WHAT IS EXPECTED:
The records underneath are to be repeated exactly, with the pictures left out.

===============

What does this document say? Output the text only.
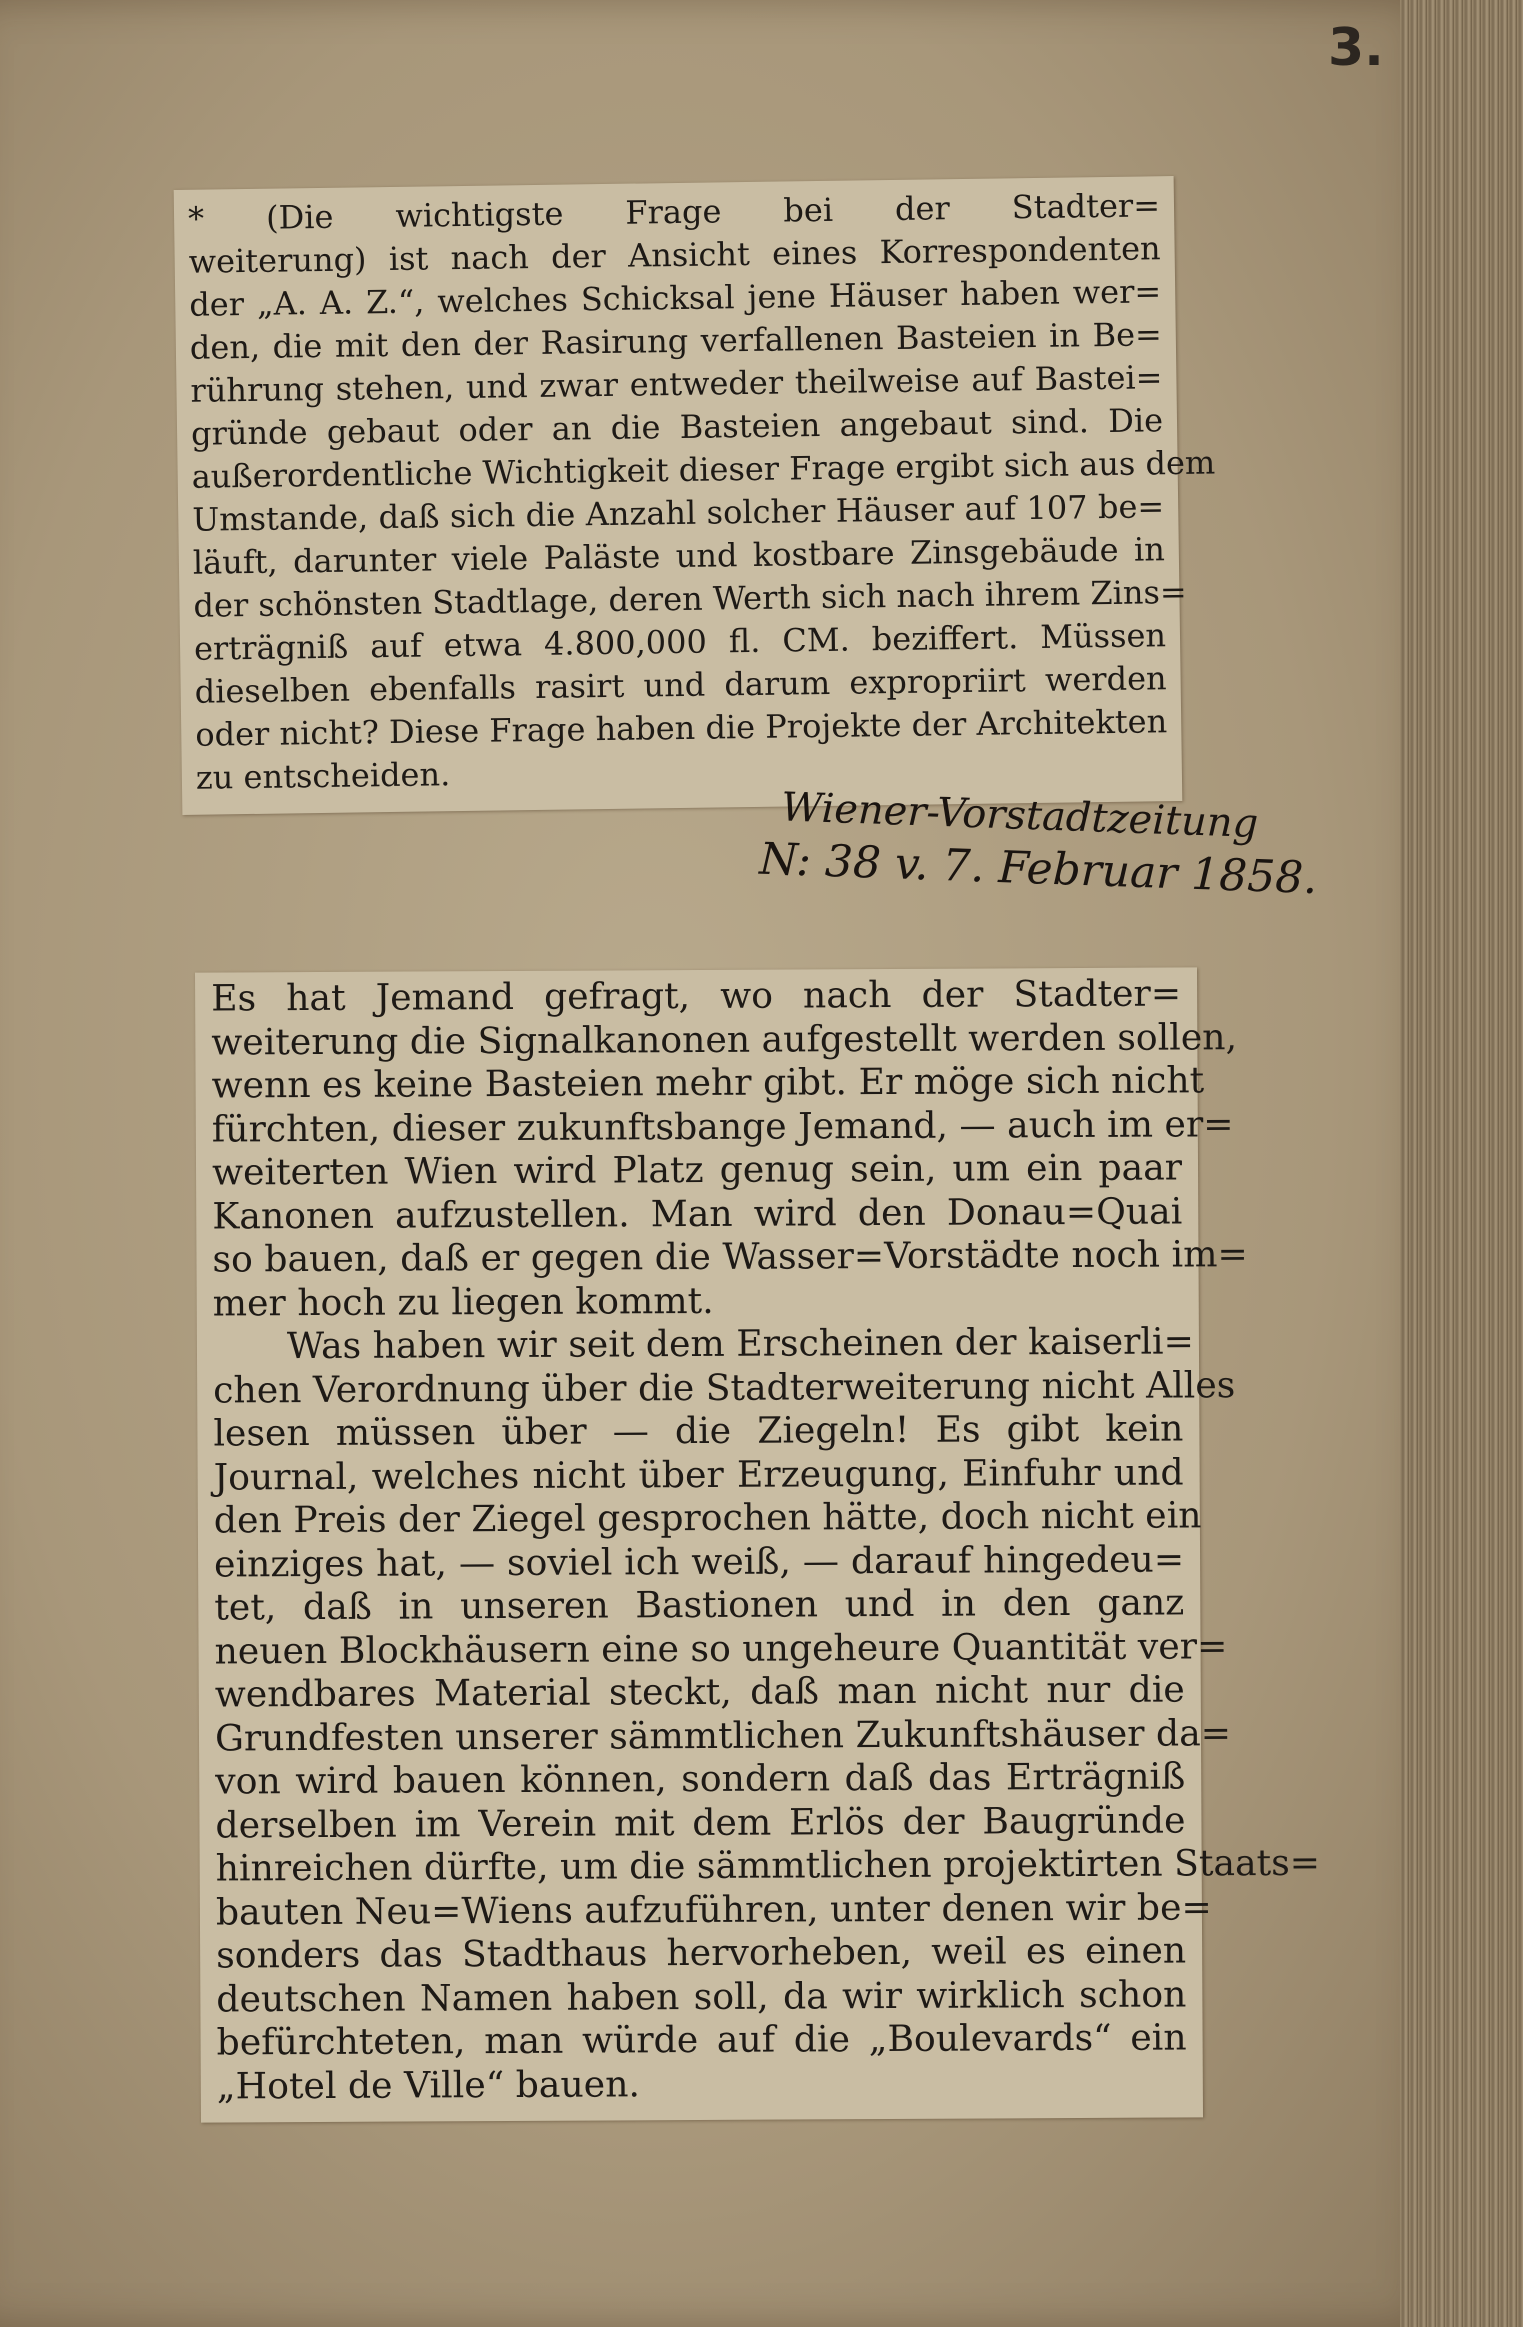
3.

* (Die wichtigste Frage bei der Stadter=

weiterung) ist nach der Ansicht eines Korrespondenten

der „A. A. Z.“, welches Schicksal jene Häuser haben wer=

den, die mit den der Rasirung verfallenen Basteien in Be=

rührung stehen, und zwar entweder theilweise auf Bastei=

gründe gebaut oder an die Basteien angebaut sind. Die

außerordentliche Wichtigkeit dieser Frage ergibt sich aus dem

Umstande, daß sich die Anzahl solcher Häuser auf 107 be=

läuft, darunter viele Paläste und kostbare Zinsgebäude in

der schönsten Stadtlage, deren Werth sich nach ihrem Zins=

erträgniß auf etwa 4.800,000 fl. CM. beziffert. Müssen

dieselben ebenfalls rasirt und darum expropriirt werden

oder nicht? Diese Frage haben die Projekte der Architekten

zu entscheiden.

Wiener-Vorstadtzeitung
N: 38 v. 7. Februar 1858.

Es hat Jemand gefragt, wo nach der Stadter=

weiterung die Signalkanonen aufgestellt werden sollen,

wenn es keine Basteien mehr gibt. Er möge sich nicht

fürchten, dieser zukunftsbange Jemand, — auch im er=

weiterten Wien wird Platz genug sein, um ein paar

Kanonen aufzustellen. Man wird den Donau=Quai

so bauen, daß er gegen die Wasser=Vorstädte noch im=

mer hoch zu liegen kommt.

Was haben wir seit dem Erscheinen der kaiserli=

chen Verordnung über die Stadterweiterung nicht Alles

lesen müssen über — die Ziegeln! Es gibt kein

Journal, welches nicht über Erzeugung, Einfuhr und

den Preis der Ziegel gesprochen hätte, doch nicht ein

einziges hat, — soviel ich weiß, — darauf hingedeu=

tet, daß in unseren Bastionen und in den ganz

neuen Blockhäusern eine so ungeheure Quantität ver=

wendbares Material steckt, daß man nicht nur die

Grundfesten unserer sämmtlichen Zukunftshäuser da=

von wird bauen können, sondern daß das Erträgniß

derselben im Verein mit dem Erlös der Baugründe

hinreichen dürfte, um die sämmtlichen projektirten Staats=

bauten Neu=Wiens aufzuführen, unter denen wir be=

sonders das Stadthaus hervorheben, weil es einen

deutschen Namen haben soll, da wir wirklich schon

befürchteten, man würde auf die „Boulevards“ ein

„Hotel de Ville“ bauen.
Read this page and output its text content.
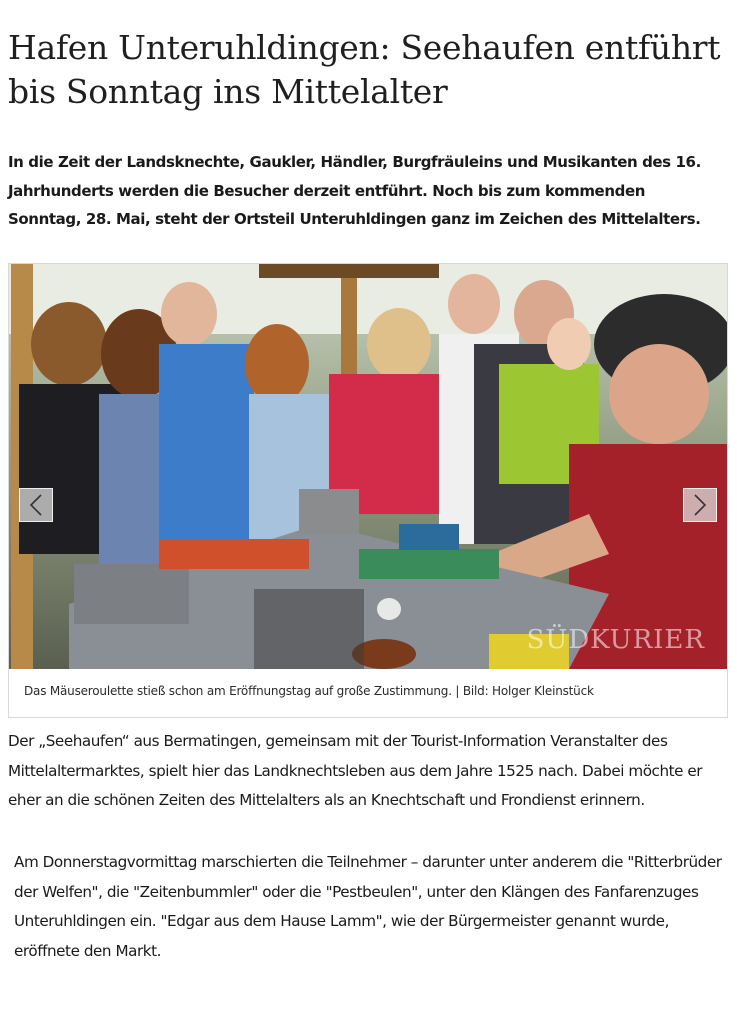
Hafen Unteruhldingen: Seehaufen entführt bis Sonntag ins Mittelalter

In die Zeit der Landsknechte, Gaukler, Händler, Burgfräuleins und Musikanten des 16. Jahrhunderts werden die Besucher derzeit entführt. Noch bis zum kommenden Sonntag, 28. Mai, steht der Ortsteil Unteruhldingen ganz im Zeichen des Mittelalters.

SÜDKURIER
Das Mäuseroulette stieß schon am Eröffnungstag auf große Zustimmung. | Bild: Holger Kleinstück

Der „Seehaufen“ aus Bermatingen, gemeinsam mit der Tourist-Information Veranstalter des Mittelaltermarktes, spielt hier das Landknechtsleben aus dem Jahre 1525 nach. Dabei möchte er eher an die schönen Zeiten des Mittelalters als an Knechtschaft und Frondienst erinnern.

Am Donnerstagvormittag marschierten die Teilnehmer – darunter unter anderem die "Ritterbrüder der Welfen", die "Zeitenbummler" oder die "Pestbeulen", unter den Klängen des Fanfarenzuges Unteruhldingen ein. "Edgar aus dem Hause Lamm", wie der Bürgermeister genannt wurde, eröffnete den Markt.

===============

SOLUTION:
What does this document say? Output the text only.
3.

* (Die wichtigste Frage bei der Stadter=

weiterung) ist nach der Ansicht eines Korrespondenten

der „A. A. Z.“, welches Schicksal jene Häuser haben wer=

den, die mit den der Rasirung verfallenen Basteien in Be=

rührung stehen, und zwar entweder theilweise auf Bastei=

gründe gebaut oder an die Basteien angebaut sind. Die

außerordentliche Wichtigkeit dieser Frage ergibt sich aus dem

Umstande, daß sich die Anzahl solcher Häuser auf 107 be=

läuft, darunter viele Paläste und kostbare Zinsgebäude in

der schönsten Stadtlage, deren Werth sich nach ihrem Zins=

erträgniß auf etwa 4.800,000 fl. CM. beziffert. Müssen

dieselben ebenfalls rasirt und darum expropriirt werden

oder nicht? Diese Frage haben die Projekte der Architekten

zu entscheiden.

Wiener-Vorstadtzeitung
N: 38 v. 7. Februar 1858.

Es hat Jemand gefragt, wo nach der Stadter=

weiterung die Signalkanonen aufgestellt werden sollen,

wenn es keine Basteien mehr gibt. Er möge sich nicht

fürchten, dieser zukunftsbange Jemand, — auch im er=

weiterten Wien wird Platz genug sein, um ein paar

Kanonen aufzustellen. Man wird den Donau=Quai

so bauen, daß er gegen die Wasser=Vorstädte noch im=

mer hoch zu liegen kommt.

Was haben wir seit dem Erscheinen der kaiserli=

chen Verordnung über die Stadterweiterung nicht Alles

lesen müssen über — die Ziegeln! Es gibt kein

Journal, welches nicht über Erzeugung, Einfuhr und

den Preis der Ziegel gesprochen hätte, doch nicht ein

einziges hat, — soviel ich weiß, — darauf hingedeu=

tet, daß in unseren Bastionen und in den ganz

neuen Blockhäusern eine so ungeheure Quantität ver=

wendbares Material steckt, daß man nicht nur die

Grundfesten unserer sämmtlichen Zukunftshäuser da=

von wird bauen können, sondern daß das Erträgniß

derselben im Verein mit dem Erlös der Baugründe

hinreichen dürfte, um die sämmtlichen projektirten Staats=

bauten Neu=Wiens aufzuführen, unter denen wir be=

sonders das Stadthaus hervorheben, weil es einen

deutschen Namen haben soll, da wir wirklich schon

befürchteten, man würde auf die „Boulevards“ ein

„Hotel de Ville“ bauen.
Read this page and output its text content.
Hafen Unteruhldingen: Seehaufen entführt bis Sonntag ins Mittelalter

In die Zeit der Landsknechte, Gaukler, Händler, Burgfräuleins und Musikanten des 16. Jahrhunderts werden die Besucher derzeit entführt. Noch bis zum kommenden Sonntag, 28. Mai, steht der Ortsteil Unteruhldingen ganz im Zeichen des Mittelalters.

SÜDKURIER
Das Mäuseroulette stieß schon am Eröffnungstag auf große Zustimmung. | Bild: Holger Kleinstück

Der „Seehaufen“ aus Bermatingen, gemeinsam mit der Tourist-Information Veranstalter des Mittelaltermarktes, spielt hier das Landknechtsleben aus dem Jahre 1525 nach. Dabei möchte er eher an die schönen Zeiten des Mittelalters als an Knechtschaft und Frondienst erinnern.

Am Donnerstagvormittag marschierten die Teilnehmer – darunter unter anderem die "Ritterbrüder der Welfen", die "Zeitenbummler" oder die "Pestbeulen", unter den Klängen des Fanfarenzuges Unteruhldingen ein. "Edgar aus dem Hause Lamm", wie der Bürgermeister genannt wurde, eröffnete den Markt.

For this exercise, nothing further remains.